● **THE PROBLEM**
In your copy, repeat the records exactly and leave out the pictures.

(Stored records)
------------------------

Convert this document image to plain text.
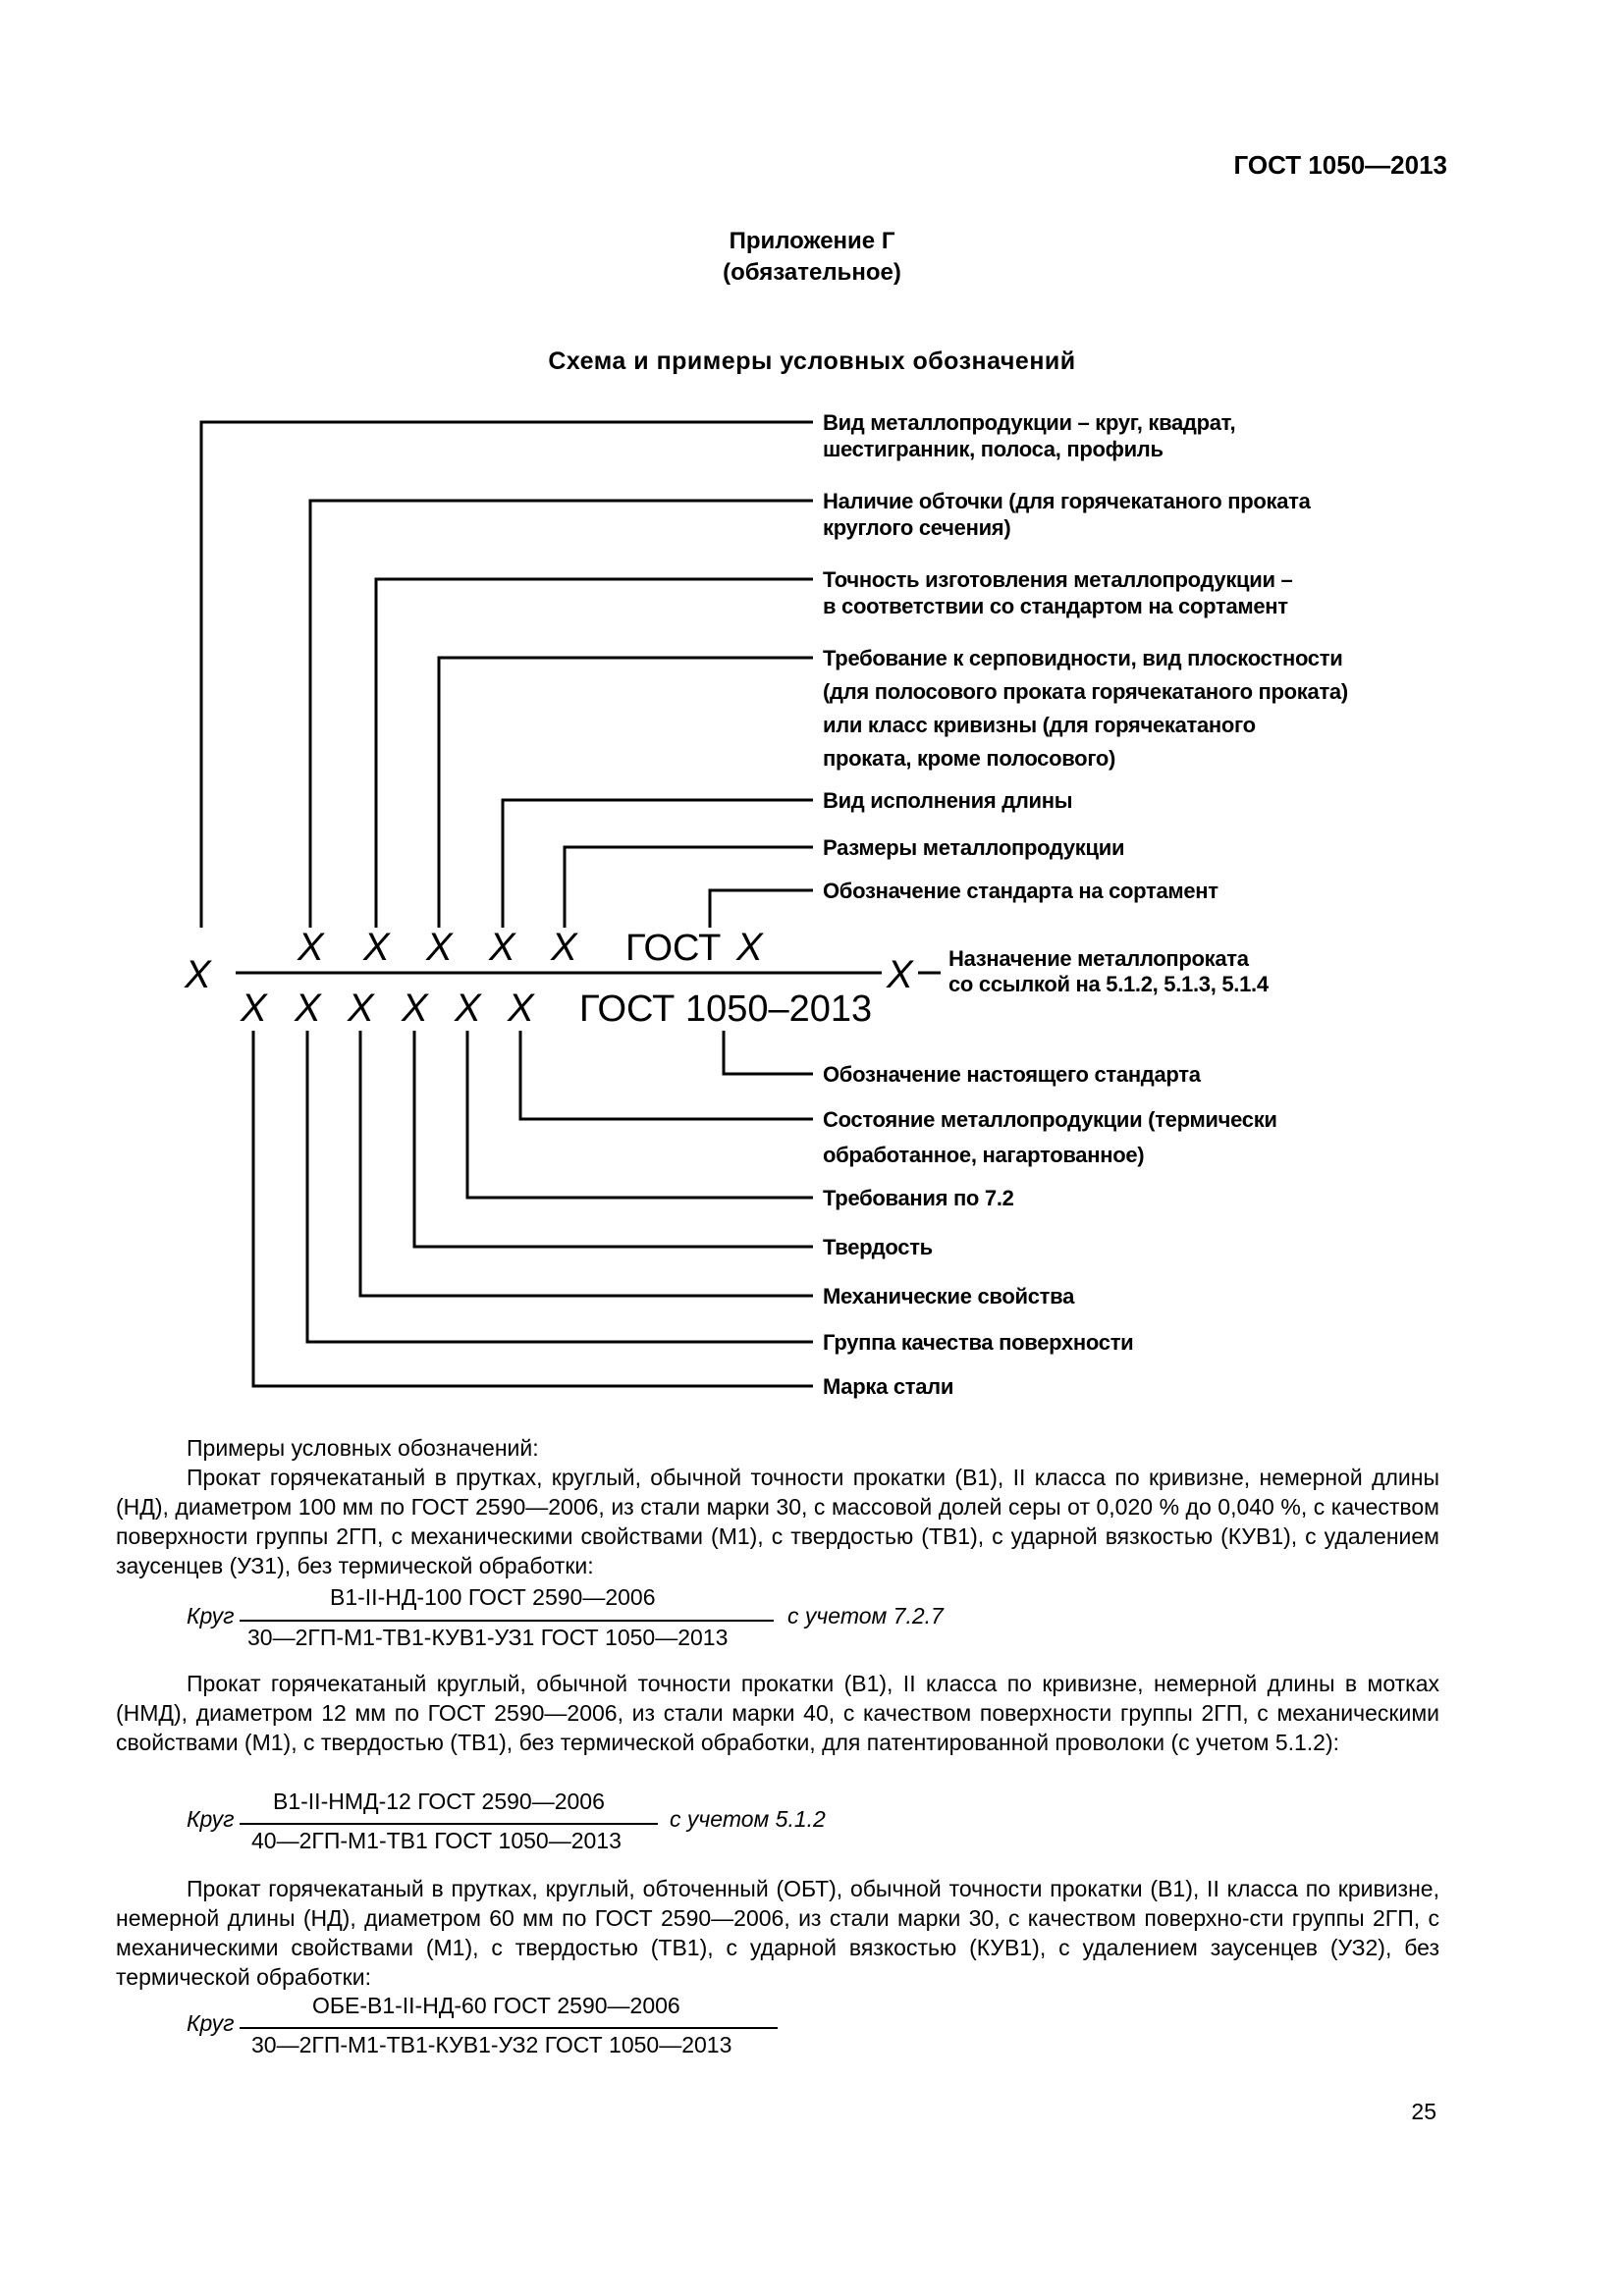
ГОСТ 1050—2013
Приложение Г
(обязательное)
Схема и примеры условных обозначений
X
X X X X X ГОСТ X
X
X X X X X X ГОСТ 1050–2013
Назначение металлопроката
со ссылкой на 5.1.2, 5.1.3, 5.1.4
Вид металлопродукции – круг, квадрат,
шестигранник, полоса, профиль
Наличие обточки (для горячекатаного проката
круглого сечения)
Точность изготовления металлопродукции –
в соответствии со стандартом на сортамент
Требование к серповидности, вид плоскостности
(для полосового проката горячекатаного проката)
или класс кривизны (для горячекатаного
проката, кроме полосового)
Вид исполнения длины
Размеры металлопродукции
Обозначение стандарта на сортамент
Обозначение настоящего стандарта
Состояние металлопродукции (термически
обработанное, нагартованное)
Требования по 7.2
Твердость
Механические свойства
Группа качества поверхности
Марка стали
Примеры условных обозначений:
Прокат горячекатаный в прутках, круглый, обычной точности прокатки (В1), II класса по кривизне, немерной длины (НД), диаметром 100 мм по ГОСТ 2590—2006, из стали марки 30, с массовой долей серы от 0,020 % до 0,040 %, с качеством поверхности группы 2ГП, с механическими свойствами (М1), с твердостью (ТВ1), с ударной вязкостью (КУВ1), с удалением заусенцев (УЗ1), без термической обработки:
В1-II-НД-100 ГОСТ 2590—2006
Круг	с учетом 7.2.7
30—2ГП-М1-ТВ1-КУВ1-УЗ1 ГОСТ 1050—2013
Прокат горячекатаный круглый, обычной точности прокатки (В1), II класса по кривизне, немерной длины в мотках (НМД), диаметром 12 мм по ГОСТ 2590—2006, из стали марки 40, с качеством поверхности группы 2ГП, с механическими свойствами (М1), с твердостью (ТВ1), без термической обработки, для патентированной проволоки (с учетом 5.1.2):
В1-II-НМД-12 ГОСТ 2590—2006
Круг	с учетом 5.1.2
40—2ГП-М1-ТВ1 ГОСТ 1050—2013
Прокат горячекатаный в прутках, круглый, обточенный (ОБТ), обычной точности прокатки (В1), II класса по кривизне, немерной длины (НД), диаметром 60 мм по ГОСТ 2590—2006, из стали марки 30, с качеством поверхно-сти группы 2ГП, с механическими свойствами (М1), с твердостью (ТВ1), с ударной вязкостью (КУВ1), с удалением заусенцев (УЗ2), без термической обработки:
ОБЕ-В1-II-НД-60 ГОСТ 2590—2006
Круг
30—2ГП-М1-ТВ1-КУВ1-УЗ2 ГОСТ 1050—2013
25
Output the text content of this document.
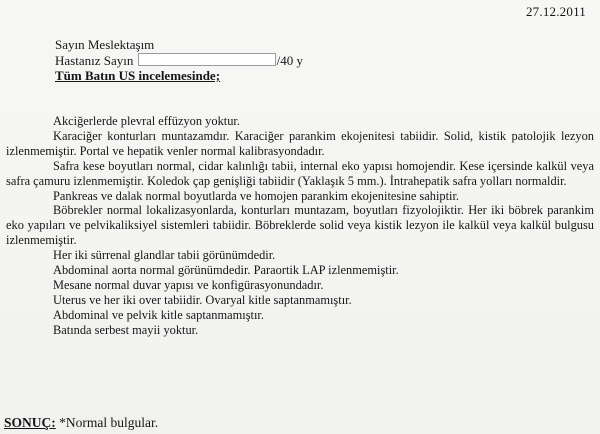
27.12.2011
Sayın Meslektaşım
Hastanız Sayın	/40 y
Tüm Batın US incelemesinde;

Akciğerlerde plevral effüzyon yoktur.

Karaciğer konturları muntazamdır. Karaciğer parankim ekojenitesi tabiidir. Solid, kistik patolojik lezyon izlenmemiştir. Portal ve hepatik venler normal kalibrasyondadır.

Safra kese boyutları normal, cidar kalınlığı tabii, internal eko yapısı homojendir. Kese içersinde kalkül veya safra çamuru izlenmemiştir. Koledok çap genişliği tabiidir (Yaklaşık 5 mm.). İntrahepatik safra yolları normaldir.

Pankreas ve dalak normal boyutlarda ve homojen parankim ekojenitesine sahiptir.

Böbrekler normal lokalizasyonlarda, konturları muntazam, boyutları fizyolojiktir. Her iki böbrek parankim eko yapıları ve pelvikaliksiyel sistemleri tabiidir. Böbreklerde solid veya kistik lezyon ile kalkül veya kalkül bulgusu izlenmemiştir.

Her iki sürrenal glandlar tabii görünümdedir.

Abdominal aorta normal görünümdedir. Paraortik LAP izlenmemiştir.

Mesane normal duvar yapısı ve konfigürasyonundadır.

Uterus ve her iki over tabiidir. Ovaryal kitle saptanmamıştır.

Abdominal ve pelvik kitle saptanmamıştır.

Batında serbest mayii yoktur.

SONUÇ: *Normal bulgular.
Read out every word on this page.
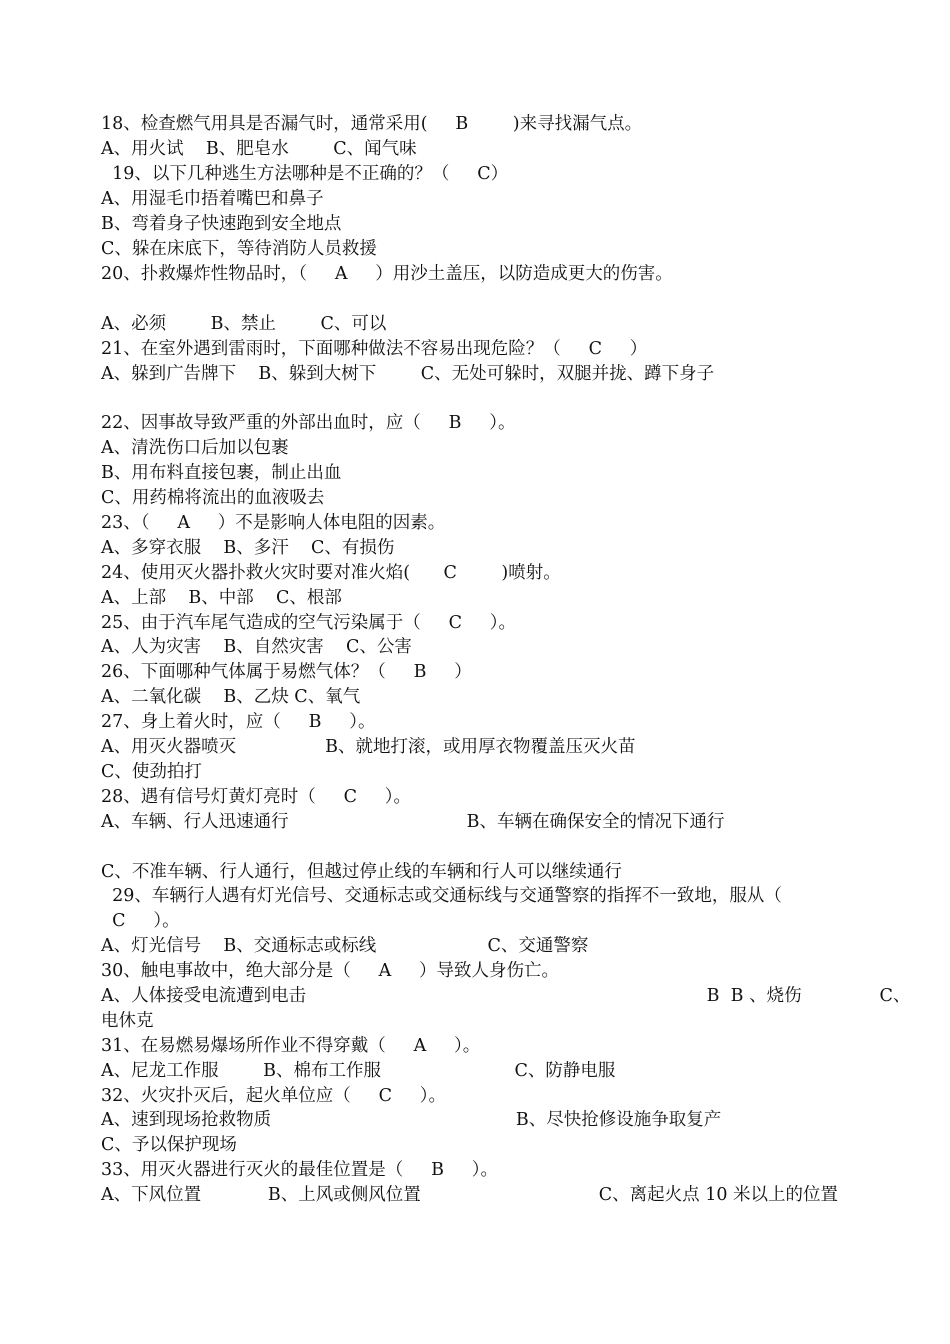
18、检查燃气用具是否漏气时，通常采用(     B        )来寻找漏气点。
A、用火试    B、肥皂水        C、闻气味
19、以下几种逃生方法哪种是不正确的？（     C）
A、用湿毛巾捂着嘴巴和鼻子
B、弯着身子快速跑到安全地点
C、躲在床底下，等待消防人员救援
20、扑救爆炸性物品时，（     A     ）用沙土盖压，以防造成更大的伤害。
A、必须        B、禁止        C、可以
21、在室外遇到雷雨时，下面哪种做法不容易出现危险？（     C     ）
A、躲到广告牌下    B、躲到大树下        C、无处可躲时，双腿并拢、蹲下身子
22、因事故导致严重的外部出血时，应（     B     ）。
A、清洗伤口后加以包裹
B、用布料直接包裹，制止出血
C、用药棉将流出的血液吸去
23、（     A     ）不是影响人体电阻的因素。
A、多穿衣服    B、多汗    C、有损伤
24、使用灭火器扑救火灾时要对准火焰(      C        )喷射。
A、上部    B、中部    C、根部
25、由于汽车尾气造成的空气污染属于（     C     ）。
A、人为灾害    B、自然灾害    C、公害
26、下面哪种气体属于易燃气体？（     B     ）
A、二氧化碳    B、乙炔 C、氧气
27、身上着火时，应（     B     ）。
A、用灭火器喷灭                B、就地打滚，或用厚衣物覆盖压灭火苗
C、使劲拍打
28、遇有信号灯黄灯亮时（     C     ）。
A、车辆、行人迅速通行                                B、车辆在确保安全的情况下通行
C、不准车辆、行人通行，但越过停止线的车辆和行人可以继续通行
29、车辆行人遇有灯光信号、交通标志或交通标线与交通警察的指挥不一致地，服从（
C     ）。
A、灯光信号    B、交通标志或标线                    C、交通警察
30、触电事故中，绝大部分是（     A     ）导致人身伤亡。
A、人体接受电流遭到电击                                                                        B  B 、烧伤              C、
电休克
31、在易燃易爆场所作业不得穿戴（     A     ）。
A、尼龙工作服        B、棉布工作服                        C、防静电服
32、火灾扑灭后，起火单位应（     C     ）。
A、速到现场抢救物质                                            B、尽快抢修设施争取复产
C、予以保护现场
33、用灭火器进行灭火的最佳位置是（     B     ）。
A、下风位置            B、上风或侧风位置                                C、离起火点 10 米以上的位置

------------------------

● **WRITTEN SOLUTION**
Convert this document image to plain text.
ГОСТ 1050—2013
Приложение Г
(обязательное)
Схема и примеры условных обозначений
X
X X X X X ГОСТ X
X
X X X X X X ГОСТ 1050–2013
Назначение металлопроката
со ссылкой на 5.1.2, 5.1.3, 5.1.4
Вид металлопродукции – круг, квадрат,
шестигранник, полоса, профиль
Наличие обточки (для горячекатаного проката
круглого сечения)
Точность изготовления металлопродукции –
в соответствии со стандартом на сортамент
Требование к серповидности, вид плоскостности
(для полосового проката горячекатаного проката)
или класс кривизны (для горячекатаного
проката, кроме полосового)
Вид исполнения длины
Размеры металлопродукции
Обозначение стандарта на сортамент
Обозначение настоящего стандарта
Состояние металлопродукции (термически
обработанное, нагартованное)
Требования по 7.2
Твердость
Механические свойства
Группа качества поверхности
Марка стали
Примеры условных обозначений:
Прокат горячекатаный в прутках, круглый, обычной точности прокатки (В1), II класса по кривизне, немерной длины (НД), диаметром 100 мм по ГОСТ 2590—2006, из стали марки 30, с массовой долей серы от 0,020 % до 0,040 %, с качеством поверхности группы 2ГП, с механическими свойствами (М1), с твердостью (ТВ1), с ударной вязкостью (КУВ1), с удалением заусенцев (УЗ1), без термической обработки:
В1-II-НД-100 ГОСТ 2590—2006
Круг	с учетом 7.2.7
30—2ГП-М1-ТВ1-КУВ1-УЗ1 ГОСТ 1050—2013
Прокат горячекатаный круглый, обычной точности прокатки (В1), II класса по кривизне, немерной длины в мотках (НМД), диаметром 12 мм по ГОСТ 2590—2006, из стали марки 40, с качеством поверхности группы 2ГП, с механическими свойствами (М1), с твердостью (ТВ1), без термической обработки, для патентированной проволоки (с учетом 5.1.2):
В1-II-НМД-12 ГОСТ 2590—2006
Круг	с учетом 5.1.2
40—2ГП-М1-ТВ1 ГОСТ 1050—2013
Прокат горячекатаный в прутках, круглый, обточенный (ОБТ), обычной точности прокатки (В1), II класса по кривизне, немерной длины (НД), диаметром 60 мм по ГОСТ 2590—2006, из стали марки 30, с качеством поверхно-сти группы 2ГП, с механическими свойствами (М1), с твердостью (ТВ1), с ударной вязкостью (КУВ1), с удалением заусенцев (УЗ2), без термической обработки:
ОБЕ-В1-II-НД-60 ГОСТ 2590—2006
Круг
30—2ГП-М1-ТВ1-КУВ1-УЗ2 ГОСТ 1050—2013
25
Output the text content of this document.
27.12.2011
Sayın Meslektaşım
Hastanız Sayın	/40 y
Tüm Batın US incelemesinde;

Akciğerlerde plevral effüzyon yoktur.

Karaciğer konturları muntazamdır. Karaciğer parankim ekojenitesi tabiidir. Solid, kistik patolojik lezyon izlenmemiştir. Portal ve hepatik venler normal kalibrasyondadır.

Safra kese boyutları normal, cidar kalınlığı tabii, internal eko yapısı homojendir. Kese içersinde kalkül veya safra çamuru izlenmemiştir. Koledok çap genişliği tabiidir (Yaklaşık 5 mm.). İntrahepatik safra yolları normaldir.

Pankreas ve dalak normal boyutlarda ve homojen parankim ekojenitesine sahiptir.

Böbrekler normal lokalizasyonlarda, konturları muntazam, boyutları fizyolojiktir. Her iki böbrek parankim eko yapıları ve pelvikaliksiyel sistemleri tabiidir. Böbreklerde solid veya kistik lezyon ile kalkül veya kalkül bulgusu izlenmemiştir.

Her iki sürrenal glandlar tabii görünümdedir.

Abdominal aorta normal görünümdedir. Paraortik LAP izlenmemiştir.

Mesane normal duvar yapısı ve konfigürasyonundadır.

Uterus ve her iki over tabiidir. Ovaryal kitle saptanmamıştır.

Abdominal ve pelvik kitle saptanmamıştır.

Batında serbest mayii yoktur.

SONUÇ: *Normal bulgular.
Read out every word on this page.
18、检查燃气用具是否漏气时，通常采用(     B        )来寻找漏气点。
A、用火试    B、肥皂水        C、闻气味
19、以下几种逃生方法哪种是不正确的？（     C）
A、用湿毛巾捂着嘴巴和鼻子
B、弯着身子快速跑到安全地点
C、躲在床底下，等待消防人员救援
20、扑救爆炸性物品时，（     A     ）用沙土盖压，以防造成更大的伤害。
A、必须        B、禁止        C、可以
21、在室外遇到雷雨时，下面哪种做法不容易出现危险？（     C     ）
A、躲到广告牌下    B、躲到大树下        C、无处可躲时，双腿并拢、蹲下身子
22、因事故导致严重的外部出血时，应（     B     ）。
A、清洗伤口后加以包裹
B、用布料直接包裹，制止出血
C、用药棉将流出的血液吸去
23、（     A     ）不是影响人体电阻的因素。
A、多穿衣服    B、多汗    C、有损伤
24、使用灭火器扑救火灾时要对准火焰(      C        )喷射。
A、上部    B、中部    C、根部
25、由于汽车尾气造成的空气污染属于（     C     ）。
A、人为灾害    B、自然灾害    C、公害
26、下面哪种气体属于易燃气体？（     B     ）
A、二氧化碳    B、乙炔 C、氧气
27、身上着火时，应（     B     ）。
A、用灭火器喷灭                B、就地打滚，或用厚衣物覆盖压灭火苗
C、使劲拍打
28、遇有信号灯黄灯亮时（     C     ）。
A、车辆、行人迅速通行                                B、车辆在确保安全的情况下通行
C、不准车辆、行人通行，但越过停止线的车辆和行人可以继续通行
29、车辆行人遇有灯光信号、交通标志或交通标线与交通警察的指挥不一致地，服从（
C     ）。
A、灯光信号    B、交通标志或标线                    C、交通警察
30、触电事故中，绝大部分是（     A     ）导致人身伤亡。
A、人体接受电流遭到电击                                                                        B  B 、烧伤              C、
电休克
31、在易燃易爆场所作业不得穿戴（     A     ）。
A、尼龙工作服        B、棉布工作服                        C、防静电服
32、火灾扑灭后，起火单位应（     C     ）。
A、速到现场抢救物质                                            B、尽快抢修设施争取复产
C、予以保护现场
33、用灭火器进行灭火的最佳位置是（     B     ）。
A、下风位置            B、上风或侧风位置                                C、离起火点 10 米以上的位置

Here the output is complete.